## What you will do
Extract the whole listing as it stands. Do not include the pictures.

## Records
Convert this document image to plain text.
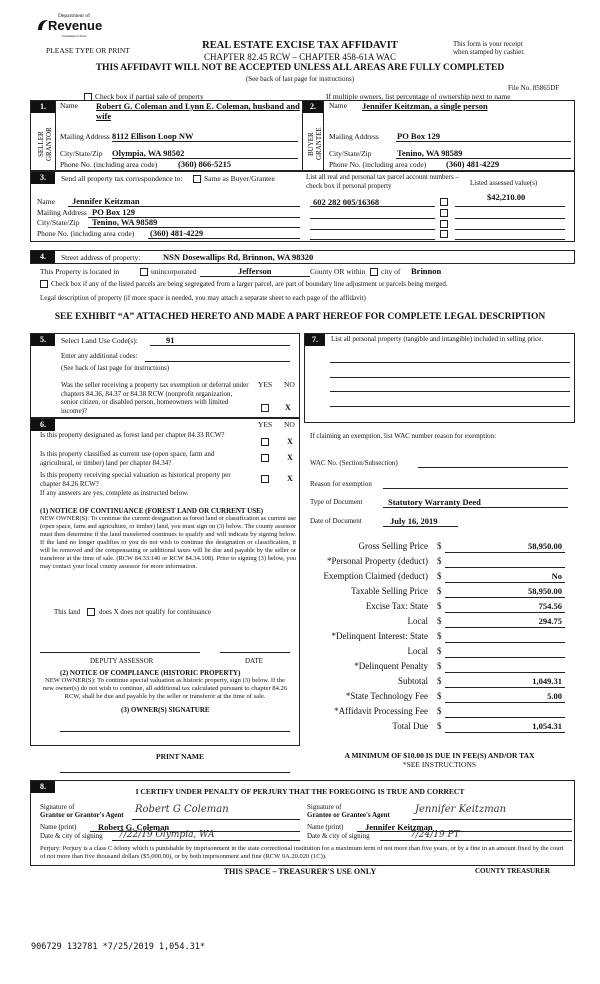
Department of
Revenue
Washington State
PLEASE TYPE OR PRINT	REAL ESTATE EXCISE TAX AFFIDAVIT
CHAPTER 82.45 RCW – CHAPTER 458-61A WAC
This form is your receipt
when stamped by cashier.
THIS AFFIDAVIT WILL NOT BE ACCEPTED UNLESS ALL AREAS ARE FULLY COMPLETED
(See back of last page for instructions)
File No. 85865DF
Check box if partial sale of property	If multiple owners, list percentage of ownership next to name
1.
SELLER GRANTOR
Name Robert G. Coleman and Lynn E. Coleman, husband and wife
Mailing Address 8112 Ellison Loop NW
City/State/Zip Olympia, WA 98502
Phone No. (including area code) (360) 866-5215
2.
BUYER GRANTEE
Name Jennifer Keitzman, a single person
Mailing Address PO Box 129
City/State/Zip	Tenino, WA 98589
Phone No. (including area code) (360) 481-4229
3.	Send all property tax correspondence to:	Same as Buyer/Grantee	List all real and personal tax parcel account numbers – check box if personal property	Listed assessed value(s)
Name Jennifer Keitzman
Mailing Address PO Box 129
City/State/Zip Tenino, WA 98589
Phone No. (including area code) (360) 481-4229
602 282 005/16368	$42,210.00
4.	Street address of property:	NSN Dosewallips Rd, Brinnon, WA 98320
This Property is located in	unincorporated	Jefferson	County OR within	city of Brinnon
Check box if any of the listed parcels are being segregated from a larger parcel, are part of boundary line adjustment or parcels being merged.
Legal description of property (if more space is needed, you may attach a separate sheet to each page of the affidavit)
SEE EXHIBIT “A” ATTACHED HERETO AND MADE A PART HEREOF FOR COMPLETE LEGAL DESCRIPTION
5.	Select Land Use Code(s):	91
Enter any additional codes:
(See back of last page for instructions)
YES NO
Was the seller receiving a property tax exemption or deferral under chapters 84.36, 84.37 or 84.38 RCW (nonprofit organization, senior citizen, or disabled person, homeowners with limited income)?	X
6.	YES NO
Is this property designated as forest land per chapter 84.33 RCW?
X
Is this property classified as current use (open space, farm and agricultural, or timber) land per chapter 84.34?
X
Is this property receiving special valuation as historical property per chapter 84.26 RCW?
X
If any answers are yes, complete as instructed below.
(1) NOTICE OF CONTINUANCE (FOREST LAND OR CURRENT USE)
NEW OWNER(S): To continue the current designation as forest land or classification as current use (open space, farm and agriculture, or timber) land, you must sign on (3) below. The county assessor must then determine if the land transferred continues to qualify and will indicate by signing below. If the land no longer qualifies or you do not wish to continue the designation or classification, it will be removed and the compensating or additional taxes will be due and payable by the seller or transferor at the time of sale. (RCW 84.33.140 or RCW 84.34.108). Prior to signing (3) below, you may contact your local county assessor for more information.
This land	does X does not qualify for continuance
DEPUTY ASSESSOR	DATE
(2) NOTICE OF COMPLIANCE (HISTORIC PROPERTY)
NEW OWNER(S): To continue special valuation as historic property, sign (3) below. If the new owner(s) do not wish to continue, all additional tax calculated pursuant to chapter 84.26 RCW, shall be due and payable by the seller or transferor at the time of sale.
(3) OWNER(S) SIGNATURE
PRINT NAME
7.	List all personal property (tangible and intangible) included in selling price.
If claiming an exemption, list WAC number reason for exemption:
WAC No. (Section/Subsection)
Reason for exemption
Type of Document	Statutory Warranty Deed
Date of Document	July 16, 2019
Gross Selling Price $	58,950.00
*Personal Property (deduct) $
Exemption Claimed (deduct) $	No
Taxable Selling Price $	58,950.00
Excise Tax: State $	754.56
Local $	294.75
*Delinquent Interest: State $
Local $
*Delinquent Penalty $
Subtotal $	1,049.31
*State Technology Fee $	5.00
*Affidavit Processing Fee $
Total Due $	1,054.31
A MINIMUM OF $10.00 IS DUE IN FEE(S) AND/OR TAX
*SEE INSTRUCTIONS
8.
I CERTIFY UNDER PENALTY OF PERJURY THAT THE FOREGOING IS TRUE AND CORRECT
Signature of
Grantor or Grantor's Agent Robert G Coleman
Name (print)	Robert G. Coleman
Date & city of signing 7/22/19 Olympia, WA
Signature of
Grantee or Grantee's Agent	Jennifer Keitzman
Name (print)	Jennifer Keitzman
Date & city of signing	7/24/19 PT
Perjury: Perjury is a class C felony which is punishable by imprisonment in the state correctional institution for a maximum term of not more than five years, or by a fine in an amount fixed by the court of not more than five thousand dollars ($5,000.00), or by both imprisonment and fine (RCW 9A.20.020 (1C)).
THIS SPACE – TREASURER'S USE ONLY	COUNTY TREASURER
906729 132781 *7/25/2019 1,054.31*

## The response
Convert this document image to plain text.
Department of
Revenue
Washington State
PLEASE TYPE OR PRINT	REAL ESTATE EXCISE TAX AFFIDAVIT
CHAPTER 82.45 RCW – CHAPTER 458-61A WAC
This form is your receipt
when stamped by cashier.
THIS AFFIDAVIT WILL NOT BE ACCEPTED UNLESS ALL AREAS ARE FULLY COMPLETED
(See back of last page for instructions)
File No. 85865DF
Check box if partial sale of property	If multiple owners, list percentage of ownership next to name
1.
SELLER GRANTOR
Name Robert G. Coleman and Lynn E. Coleman, husband and wife
Mailing Address 8112 Ellison Loop NW
City/State/Zip Olympia, WA 98502
Phone No. (including area code) (360) 866-5215
2.
BUYER GRANTEE
Name Jennifer Keitzman, a single person
Mailing Address PO Box 129
City/State/Zip	Tenino, WA 98589
Phone No. (including area code) (360) 481-4229
3.	Send all property tax correspondence to:	Same as Buyer/Grantee	List all real and personal tax parcel account numbers – check box if personal property	Listed assessed value(s)
Name Jennifer Keitzman
Mailing Address PO Box 129
City/State/Zip Tenino, WA 98589
Phone No. (including area code) (360) 481-4229
602 282 005/16368	$42,210.00
4.	Street address of property:	NSN Dosewallips Rd, Brinnon, WA 98320
This Property is located in	unincorporated	Jefferson	County OR within	city of Brinnon
Check box if any of the listed parcels are being segregated from a larger parcel, are part of boundary line adjustment or parcels being merged.
Legal description of property (if more space is needed, you may attach a separate sheet to each page of the affidavit)
SEE EXHIBIT “A” ATTACHED HERETO AND MADE A PART HEREOF FOR COMPLETE LEGAL DESCRIPTION
5.	Select Land Use Code(s):	91
Enter any additional codes:
(See back of last page for instructions)
YES NO
Was the seller receiving a property tax exemption or deferral under chapters 84.36, 84.37 or 84.38 RCW (nonprofit organization, senior citizen, or disabled person, homeowners with limited income)?	X
6.	YES NO
Is this property designated as forest land per chapter 84.33 RCW?
X
Is this property classified as current use (open space, farm and agricultural, or timber) land per chapter 84.34?
X
Is this property receiving special valuation as historical property per chapter 84.26 RCW?
X
If any answers are yes, complete as instructed below.
(1) NOTICE OF CONTINUANCE (FOREST LAND OR CURRENT USE)
NEW OWNER(S): To continue the current designation as forest land or classification as current use (open space, farm and agriculture, or timber) land, you must sign on (3) below. The county assessor must then determine if the land transferred continues to qualify and will indicate by signing below. If the land no longer qualifies or you do not wish to continue the designation or classification, it will be removed and the compensating or additional taxes will be due and payable by the seller or transferor at the time of sale. (RCW 84.33.140 or RCW 84.34.108). Prior to signing (3) below, you may contact your local county assessor for more information.
This land	does X does not qualify for continuance
DEPUTY ASSESSOR	DATE
(2) NOTICE OF COMPLIANCE (HISTORIC PROPERTY)
NEW OWNER(S): To continue special valuation as historic property, sign (3) below. If the new owner(s) do not wish to continue, all additional tax calculated pursuant to chapter 84.26 RCW, shall be due and payable by the seller or transferor at the time of sale.
(3) OWNER(S) SIGNATURE
PRINT NAME
7.	List all personal property (tangible and intangible) included in selling price.
If claiming an exemption, list WAC number reason for exemption:
WAC No. (Section/Subsection)
Reason for exemption
Type of Document	Statutory Warranty Deed
Date of Document	July 16, 2019
Gross Selling Price $	58,950.00
*Personal Property (deduct) $
Exemption Claimed (deduct) $	No
Taxable Selling Price $	58,950.00
Excise Tax: State $	754.56
Local $	294.75
*Delinquent Interest: State $
Local $
*Delinquent Penalty $
Subtotal $	1,049.31
*State Technology Fee $	5.00
*Affidavit Processing Fee $
Total Due $	1,054.31
A MINIMUM OF $10.00 IS DUE IN FEE(S) AND/OR TAX
*SEE INSTRUCTIONS
8.
I CERTIFY UNDER PENALTY OF PERJURY THAT THE FOREGOING IS TRUE AND CORRECT
Signature of
Grantor or Grantor's Agent Robert G Coleman
Name (print)	Robert G. Coleman
Date & city of signing 7/22/19 Olympia, WA
Signature of
Grantee or Grantee's Agent	Jennifer Keitzman
Name (print)	Jennifer Keitzman
Date & city of signing	7/24/19 PT
Perjury: Perjury is a class C felony which is punishable by imprisonment in the state correctional institution for a maximum term of not more than five years, or by a fine in an amount fixed by the court of not more than five thousand dollars ($5,000.00), or by both imprisonment and fine (RCW 9A.20.020 (1C)).
THIS SPACE – TREASURER'S USE ONLY	COUNTY TREASURER
906729 132781 *7/25/2019 1,054.31*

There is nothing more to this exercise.